Work to be completed:
Transcribe the whole listing below without changing a word, but leave out every image.

** START Records to process **

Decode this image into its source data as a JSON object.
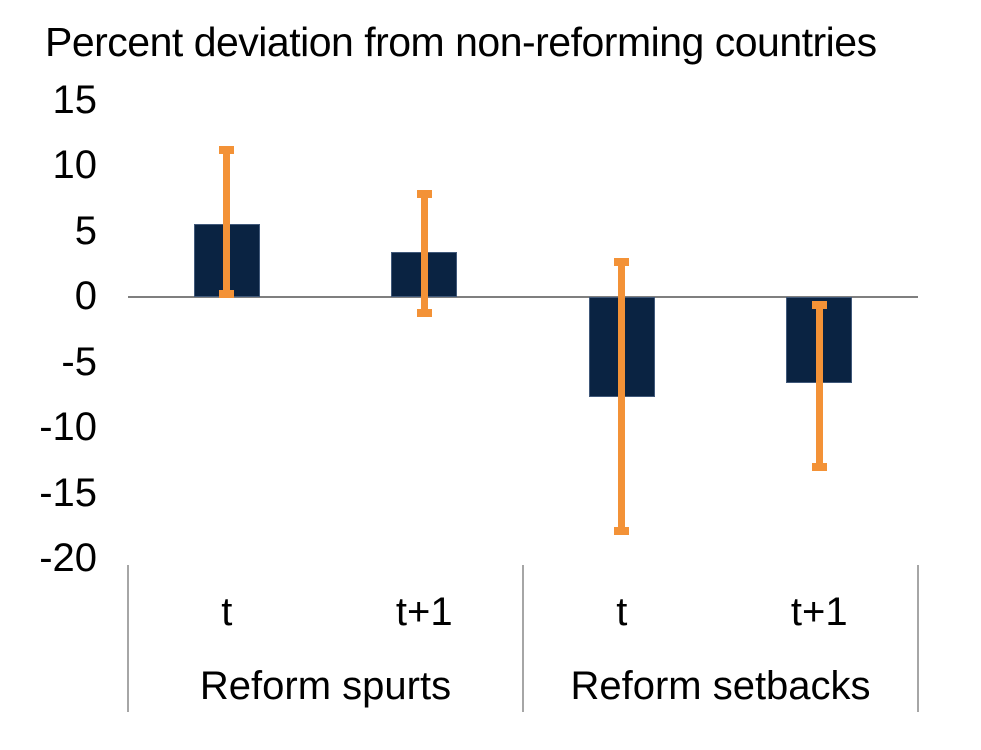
{
  "page": {
    "background": "#ffffff"
  },
  "chart_data": {
    "type": "bar",
    "title": "Percent deviation from non-reforming countries",
    "group_labels": [
      "Reform spurts",
      "Reform setbacks"
    ],
    "categories": [
      "t",
      "t+1",
      "t",
      "t+1"
    ],
    "series": [
      {
        "group": "Reform spurts",
        "category": "t",
        "value": 5.6,
        "ci_low": 0.2,
        "ci_high": 11.2
      },
      {
        "group": "Reform spurts",
        "category": "t+1",
        "value": 3.4,
        "ci_low": -1.2,
        "ci_high": 7.9
      },
      {
        "group": "Reform setbacks",
        "category": "t",
        "value": -7.6,
        "ci_low": -17.9,
        "ci_high": 2.7
      },
      {
        "group": "Reform setbacks",
        "category": "t+1",
        "value": -6.6,
        "ci_low": -13.0,
        "ci_high": -0.6
      }
    ],
    "yticks": [
      15,
      10,
      5,
      0,
      -5,
      -10,
      -15,
      -20
    ],
    "ylim": [
      -20,
      15
    ],
    "xlabel": "",
    "ylabel": "",
    "grid": false,
    "legend": false,
    "error_bars": true,
    "colors": {
      "bar_fill": "#0a2342",
      "bar_border": "#41597a",
      "error_bar": "#f39237",
      "zero_line": "#7f7f7f",
      "divider_line": "#a6a6a6",
      "text": "#000000"
    }
  }
}
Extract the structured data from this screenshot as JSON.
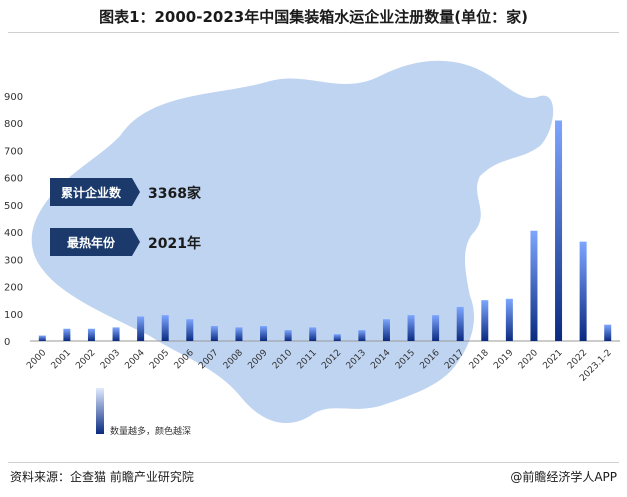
{
  "title": "图表1：2000-2023年中国集装箱水运企业注册数量(单位：家)",
  "stats": [
    {
      "label": "累计企业数",
      "value": "3368家"
    },
    {
      "label": "最热年份",
      "value": "2021年"
    }
  ],
  "legend_note": "数量越多，颜色越深",
  "source": "资料来源：企查猫 前瞻产业研究院",
  "brand": "@前瞻经济学人APP",
  "colors": {
    "bar_dark": "#0a2a80",
    "bar_light": "#7ea6ff",
    "map": "#b8cff0",
    "label_bg": "#1b3a6b"
  },
  "chart_data": {
    "type": "bar",
    "categories": [
      "2000",
      "2001",
      "2002",
      "2003",
      "2004",
      "2005",
      "2006",
      "2007",
      "2008",
      "2009",
      "2010",
      "2011",
      "2012",
      "2013",
      "2014",
      "2015",
      "2016",
      "2017",
      "2018",
      "2019",
      "2020",
      "2021",
      "2022",
      "2023.1-2"
    ],
    "values": [
      20,
      45,
      45,
      50,
      90,
      95,
      80,
      55,
      50,
      55,
      40,
      50,
      25,
      40,
      80,
      95,
      95,
      125,
      150,
      155,
      405,
      810,
      365,
      60
    ],
    "yticks": [
      0,
      100,
      200,
      300,
      400,
      500,
      600,
      700,
      800,
      900
    ],
    "ylim": [
      0,
      900
    ],
    "title": "",
    "xlabel": "",
    "ylabel": "",
    "grid": false
  }
}
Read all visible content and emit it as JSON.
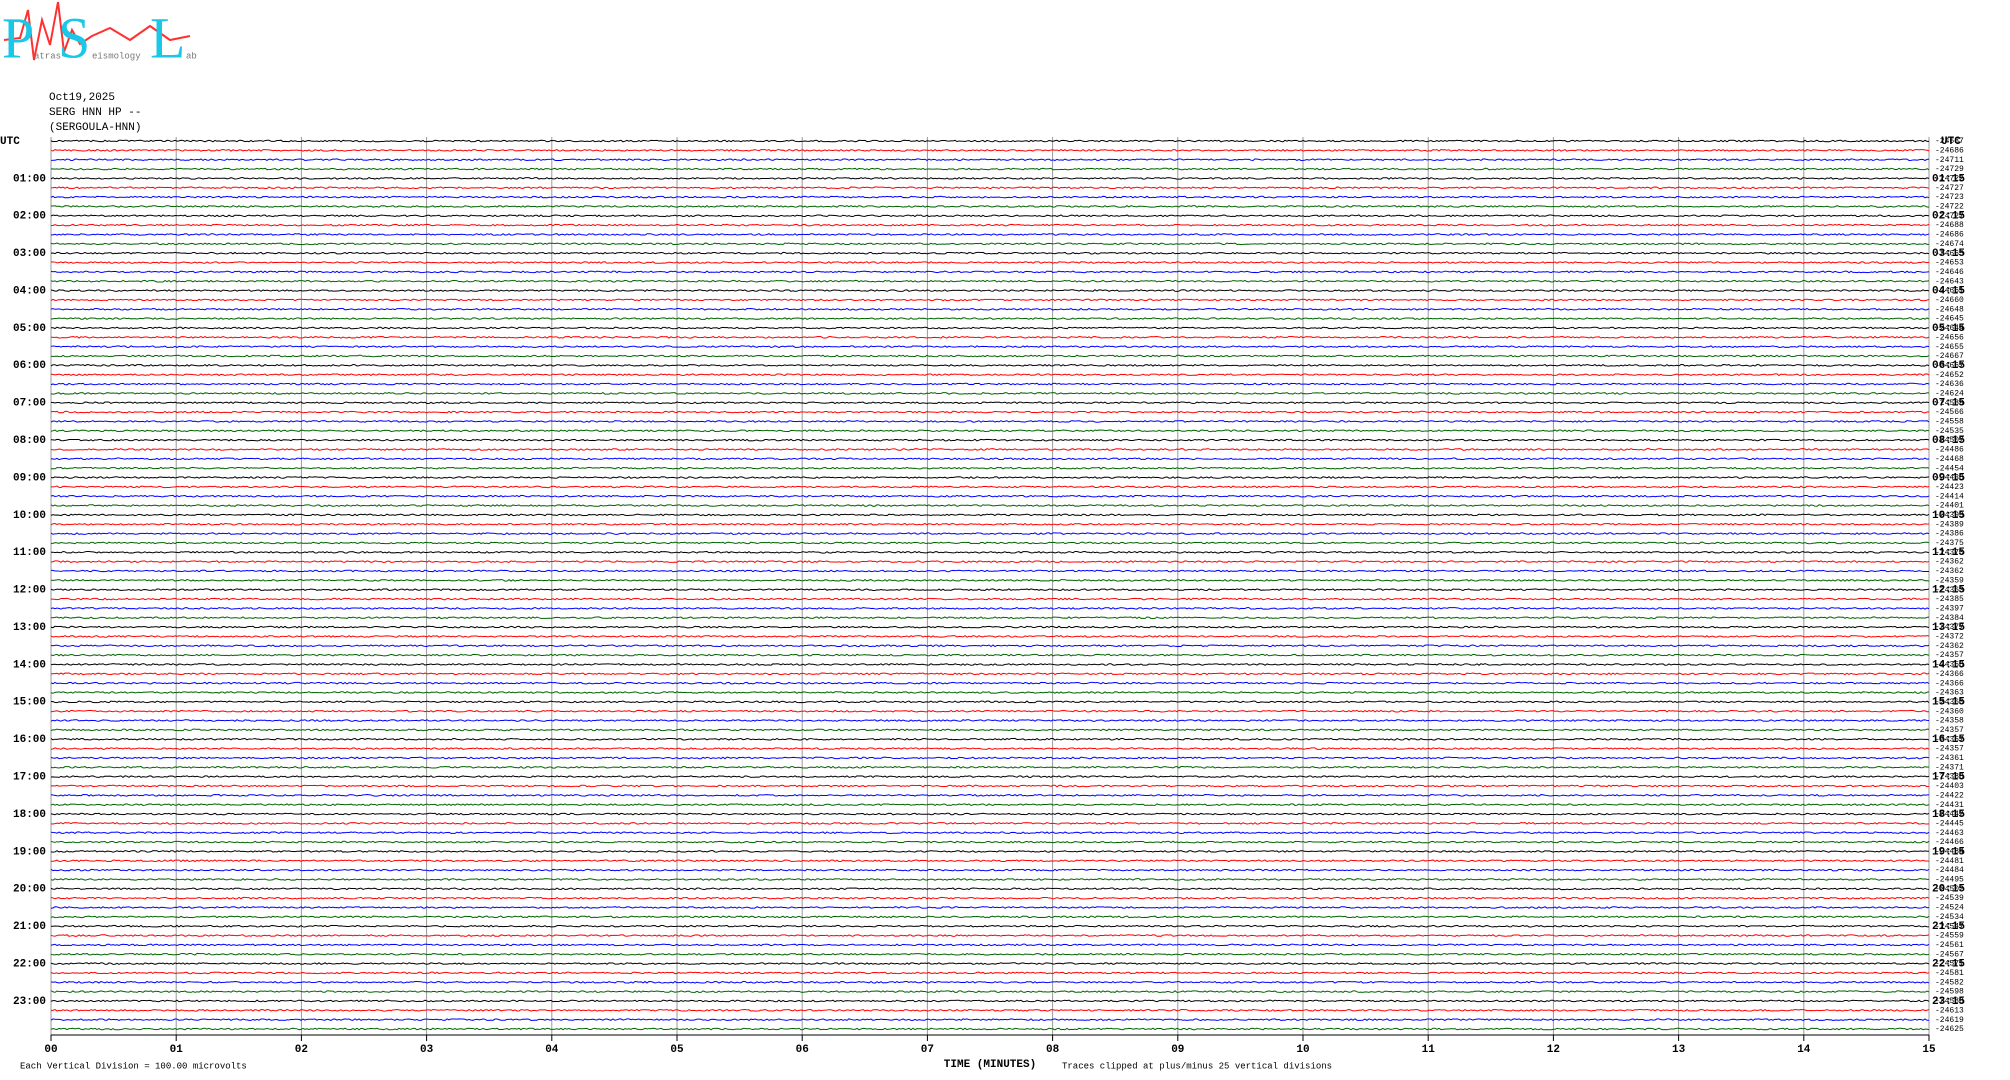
{
  "header": {
    "logo_letters": [
      "P",
      "S",
      "L"
    ],
    "logo_words": [
      "atras",
      "eismology",
      "ab"
    ],
    "date": "Oct19,2025",
    "station": "SERG HNN HP --",
    "station_name": "(SERGOULA-HNN)"
  },
  "left_labels": [
    "UTC",
    "01:00",
    "02:00",
    "03:00",
    "04:00",
    "05:00",
    "06:00",
    "07:00",
    "08:00",
    "09:00",
    "10:00",
    "11:00",
    "12:00",
    "13:00",
    "14:00",
    "15:00",
    "16:00",
    "17:00",
    "18:00",
    "19:00",
    "20:00",
    "21:00",
    "22:00",
    "23:00"
  ],
  "right_labels": [
    "UTC",
    "01:15",
    "02:15",
    "03:15",
    "04:15",
    "05:15",
    "06:15",
    "07:15",
    "08:15",
    "09:15",
    "10:15",
    "11:15",
    "12:15",
    "13:15",
    "14:15",
    "15:15",
    "16:15",
    "17:15",
    "18:15",
    "19:15",
    "20:15",
    "21:15",
    "22:15",
    "23:15"
  ],
  "trace_levels": [
    -24687,
    -24686,
    -24711,
    -24729,
    -24722,
    -24727,
    -24723,
    -24722,
    -24727,
    -24688,
    -24686,
    -24674,
    -24665,
    -24653,
    -24646,
    -24643,
    -24661,
    -24660,
    -24648,
    -24645,
    -24644,
    -24656,
    -24655,
    -24667,
    -24667,
    -24652,
    -24636,
    -24624,
    -24589,
    -24566,
    -24558,
    -24535,
    -24507,
    -24486,
    -24468,
    -24454,
    -24438,
    -24423,
    -24414,
    -24401,
    -24393,
    -24389,
    -24386,
    -24375,
    -24370,
    -24362,
    -24362,
    -24359,
    -24363,
    -24385,
    -24397,
    -24384,
    -24377,
    -24372,
    -24362,
    -24357,
    -24358,
    -24366,
    -24366,
    -24363,
    -24360,
    -24360,
    -24358,
    -24357,
    -24357,
    -24357,
    -24361,
    -24371,
    -24388,
    -24403,
    -24422,
    -24431,
    -24442,
    -24445,
    -24463,
    -24466,
    -24484,
    -24481,
    -24484,
    -24495,
    -24502,
    -24539,
    -24524,
    -24534,
    -24547,
    -24559,
    -24561,
    -24567,
    -24571,
    -24581,
    -24582,
    -24598,
    -24588,
    -24613,
    -24619,
    -24625
  ],
  "trace_colors": [
    "#000000",
    "#ff0000",
    "#0000ff",
    "#006400"
  ],
  "x_axis": {
    "title": "TIME (MINUTES)",
    "ticks": [
      "00",
      "01",
      "02",
      "03",
      "04",
      "05",
      "06",
      "07",
      "08",
      "09",
      "10",
      "11",
      "12",
      "13",
      "14",
      "15"
    ]
  },
  "footer": {
    "division_note": "Each Vertical Division =  100.00 microvolts",
    "clip_note": "Traces clipped at plus/minus 25 vertical divisions"
  }
}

** END Records to process **

Exercise response:
Decode this image into its source data as a JSON object.
{
  "page": {
    "background": "#ffffff"
  },
  "chart_data": {
    "type": "bar",
    "title": "Percent deviation from non-reforming countries",
    "group_labels": [
      "Reform spurts",
      "Reform setbacks"
    ],
    "categories": [
      "t",
      "t+1",
      "t",
      "t+1"
    ],
    "series": [
      {
        "group": "Reform spurts",
        "category": "t",
        "value": 5.6,
        "ci_low": 0.2,
        "ci_high": 11.2
      },
      {
        "group": "Reform spurts",
        "category": "t+1",
        "value": 3.4,
        "ci_low": -1.2,
        "ci_high": 7.9
      },
      {
        "group": "Reform setbacks",
        "category": "t",
        "value": -7.6,
        "ci_low": -17.9,
        "ci_high": 2.7
      },
      {
        "group": "Reform setbacks",
        "category": "t+1",
        "value": -6.6,
        "ci_low": -13.0,
        "ci_high": -0.6
      }
    ],
    "yticks": [
      15,
      10,
      5,
      0,
      -5,
      -10,
      -15,
      -20
    ],
    "ylim": [
      -20,
      15
    ],
    "xlabel": "",
    "ylabel": "",
    "grid": false,
    "legend": false,
    "error_bars": true,
    "colors": {
      "bar_fill": "#0a2342",
      "bar_border": "#41597a",
      "error_bar": "#f39237",
      "zero_line": "#7f7f7f",
      "divider_line": "#a6a6a6",
      "text": "#000000"
    }
  }
}
Extract the structured data from this screenshot as JSON.
{
  "title": "图表1：2000-2023年中国集装箱水运企业注册数量(单位：家)",
  "stats": [
    {
      "label": "累计企业数",
      "value": "3368家"
    },
    {
      "label": "最热年份",
      "value": "2021年"
    }
  ],
  "legend_note": "数量越多，颜色越深",
  "source": "资料来源：企查猫 前瞻产业研究院",
  "brand": "@前瞻经济学人APP",
  "colors": {
    "bar_dark": "#0a2a80",
    "bar_light": "#7ea6ff",
    "map": "#b8cff0",
    "label_bg": "#1b3a6b"
  },
  "chart_data": {
    "type": "bar",
    "categories": [
      "2000",
      "2001",
      "2002",
      "2003",
      "2004",
      "2005",
      "2006",
      "2007",
      "2008",
      "2009",
      "2010",
      "2011",
      "2012",
      "2013",
      "2014",
      "2015",
      "2016",
      "2017",
      "2018",
      "2019",
      "2020",
      "2021",
      "2022",
      "2023.1-2"
    ],
    "values": [
      20,
      45,
      45,
      50,
      90,
      95,
      80,
      55,
      50,
      55,
      40,
      50,
      25,
      40,
      80,
      95,
      95,
      125,
      150,
      155,
      405,
      810,
      365,
      60
    ],
    "yticks": [
      0,
      100,
      200,
      300,
      400,
      500,
      600,
      700,
      800,
      900
    ],
    "ylim": [
      0,
      900
    ],
    "title": "",
    "xlabel": "",
    "ylabel": "",
    "grid": false
  }
}
Read all visible content and emit it as JSON.
{
  "header": {
    "logo_letters": [
      "P",
      "S",
      "L"
    ],
    "logo_words": [
      "atras",
      "eismology",
      "ab"
    ],
    "date": "Oct19,2025",
    "station": "SERG HNN HP --",
    "station_name": "(SERGOULA-HNN)"
  },
  "left_labels": [
    "UTC",
    "01:00",
    "02:00",
    "03:00",
    "04:00",
    "05:00",
    "06:00",
    "07:00",
    "08:00",
    "09:00",
    "10:00",
    "11:00",
    "12:00",
    "13:00",
    "14:00",
    "15:00",
    "16:00",
    "17:00",
    "18:00",
    "19:00",
    "20:00",
    "21:00",
    "22:00",
    "23:00"
  ],
  "right_labels": [
    "UTC",
    "01:15",
    "02:15",
    "03:15",
    "04:15",
    "05:15",
    "06:15",
    "07:15",
    "08:15",
    "09:15",
    "10:15",
    "11:15",
    "12:15",
    "13:15",
    "14:15",
    "15:15",
    "16:15",
    "17:15",
    "18:15",
    "19:15",
    "20:15",
    "21:15",
    "22:15",
    "23:15"
  ],
  "trace_levels": [
    -24687,
    -24686,
    -24711,
    -24729,
    -24722,
    -24727,
    -24723,
    -24722,
    -24727,
    -24688,
    -24686,
    -24674,
    -24665,
    -24653,
    -24646,
    -24643,
    -24661,
    -24660,
    -24648,
    -24645,
    -24644,
    -24656,
    -24655,
    -24667,
    -24667,
    -24652,
    -24636,
    -24624,
    -24589,
    -24566,
    -24558,
    -24535,
    -24507,
    -24486,
    -24468,
    -24454,
    -24438,
    -24423,
    -24414,
    -24401,
    -24393,
    -24389,
    -24386,
    -24375,
    -24370,
    -24362,
    -24362,
    -24359,
    -24363,
    -24385,
    -24397,
    -24384,
    -24377,
    -24372,
    -24362,
    -24357,
    -24358,
    -24366,
    -24366,
    -24363,
    -24360,
    -24360,
    -24358,
    -24357,
    -24357,
    -24357,
    -24361,
    -24371,
    -24388,
    -24403,
    -24422,
    -24431,
    -24442,
    -24445,
    -24463,
    -24466,
    -24484,
    -24481,
    -24484,
    -24495,
    -24502,
    -24539,
    -24524,
    -24534,
    -24547,
    -24559,
    -24561,
    -24567,
    -24571,
    -24581,
    -24582,
    -24598,
    -24588,
    -24613,
    -24619,
    -24625
  ],
  "trace_colors": [
    "#000000",
    "#ff0000",
    "#0000ff",
    "#006400"
  ],
  "x_axis": {
    "title": "TIME (MINUTES)",
    "ticks": [
      "00",
      "01",
      "02",
      "03",
      "04",
      "05",
      "06",
      "07",
      "08",
      "09",
      "10",
      "11",
      "12",
      "13",
      "14",
      "15"
    ]
  },
  "footer": {
    "division_note": "Each Vertical Division =  100.00 microvolts",
    "clip_note": "Traces clipped at plus/minus 25 vertical divisions"
  }
}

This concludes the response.